---------- Extracted entries ----------
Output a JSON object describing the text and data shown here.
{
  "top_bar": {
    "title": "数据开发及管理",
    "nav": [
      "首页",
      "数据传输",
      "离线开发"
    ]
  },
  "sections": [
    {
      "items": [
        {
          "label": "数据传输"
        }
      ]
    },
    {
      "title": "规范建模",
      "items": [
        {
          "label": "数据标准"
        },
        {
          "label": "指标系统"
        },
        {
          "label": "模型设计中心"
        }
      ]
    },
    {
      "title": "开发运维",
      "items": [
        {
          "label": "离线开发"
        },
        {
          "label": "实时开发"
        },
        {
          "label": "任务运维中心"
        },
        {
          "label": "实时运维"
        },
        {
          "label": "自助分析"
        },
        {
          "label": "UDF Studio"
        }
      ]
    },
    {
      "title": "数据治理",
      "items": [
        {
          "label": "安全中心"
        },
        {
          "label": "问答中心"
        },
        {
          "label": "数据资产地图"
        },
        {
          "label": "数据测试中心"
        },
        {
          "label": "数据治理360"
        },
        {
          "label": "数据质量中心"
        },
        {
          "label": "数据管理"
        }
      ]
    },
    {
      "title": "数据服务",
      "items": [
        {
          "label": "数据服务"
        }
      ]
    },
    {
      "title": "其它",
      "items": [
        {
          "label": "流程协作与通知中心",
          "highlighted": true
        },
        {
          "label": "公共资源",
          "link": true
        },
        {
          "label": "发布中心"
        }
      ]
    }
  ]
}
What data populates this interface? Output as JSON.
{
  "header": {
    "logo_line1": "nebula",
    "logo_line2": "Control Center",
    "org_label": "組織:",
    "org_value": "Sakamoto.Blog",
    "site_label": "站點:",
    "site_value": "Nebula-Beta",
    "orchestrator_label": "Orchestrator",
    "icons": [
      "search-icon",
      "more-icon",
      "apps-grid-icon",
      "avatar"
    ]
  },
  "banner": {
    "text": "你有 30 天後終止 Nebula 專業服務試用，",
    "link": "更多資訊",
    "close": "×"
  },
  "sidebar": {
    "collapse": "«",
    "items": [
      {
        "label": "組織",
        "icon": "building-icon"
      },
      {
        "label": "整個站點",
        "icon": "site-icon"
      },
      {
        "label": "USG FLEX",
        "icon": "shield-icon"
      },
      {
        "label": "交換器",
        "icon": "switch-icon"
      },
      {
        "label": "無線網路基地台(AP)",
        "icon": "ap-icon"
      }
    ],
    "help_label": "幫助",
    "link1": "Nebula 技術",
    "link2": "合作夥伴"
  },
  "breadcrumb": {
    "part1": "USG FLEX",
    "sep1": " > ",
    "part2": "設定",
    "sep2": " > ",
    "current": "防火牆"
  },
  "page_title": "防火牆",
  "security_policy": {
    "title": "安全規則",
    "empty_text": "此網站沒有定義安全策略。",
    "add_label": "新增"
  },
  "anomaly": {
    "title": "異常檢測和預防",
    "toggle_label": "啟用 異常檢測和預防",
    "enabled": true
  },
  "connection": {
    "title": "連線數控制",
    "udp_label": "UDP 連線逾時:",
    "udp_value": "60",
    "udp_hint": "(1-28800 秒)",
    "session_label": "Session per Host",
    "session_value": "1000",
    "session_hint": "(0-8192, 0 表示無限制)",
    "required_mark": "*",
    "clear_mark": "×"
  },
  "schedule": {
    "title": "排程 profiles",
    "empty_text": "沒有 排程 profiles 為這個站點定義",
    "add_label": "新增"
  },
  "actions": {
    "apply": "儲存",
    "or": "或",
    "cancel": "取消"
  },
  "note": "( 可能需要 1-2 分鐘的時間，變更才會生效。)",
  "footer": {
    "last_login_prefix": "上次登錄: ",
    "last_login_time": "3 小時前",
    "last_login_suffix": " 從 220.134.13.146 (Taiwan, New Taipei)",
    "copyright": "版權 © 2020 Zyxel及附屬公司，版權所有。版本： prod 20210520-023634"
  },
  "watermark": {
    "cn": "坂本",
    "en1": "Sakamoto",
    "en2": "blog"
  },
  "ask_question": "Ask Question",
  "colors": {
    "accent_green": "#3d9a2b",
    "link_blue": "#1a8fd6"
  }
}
----------
Task prompt
Every line of the listing that holds "JSON" is to be counted; give only the resulting number.

Answer to this exercise
2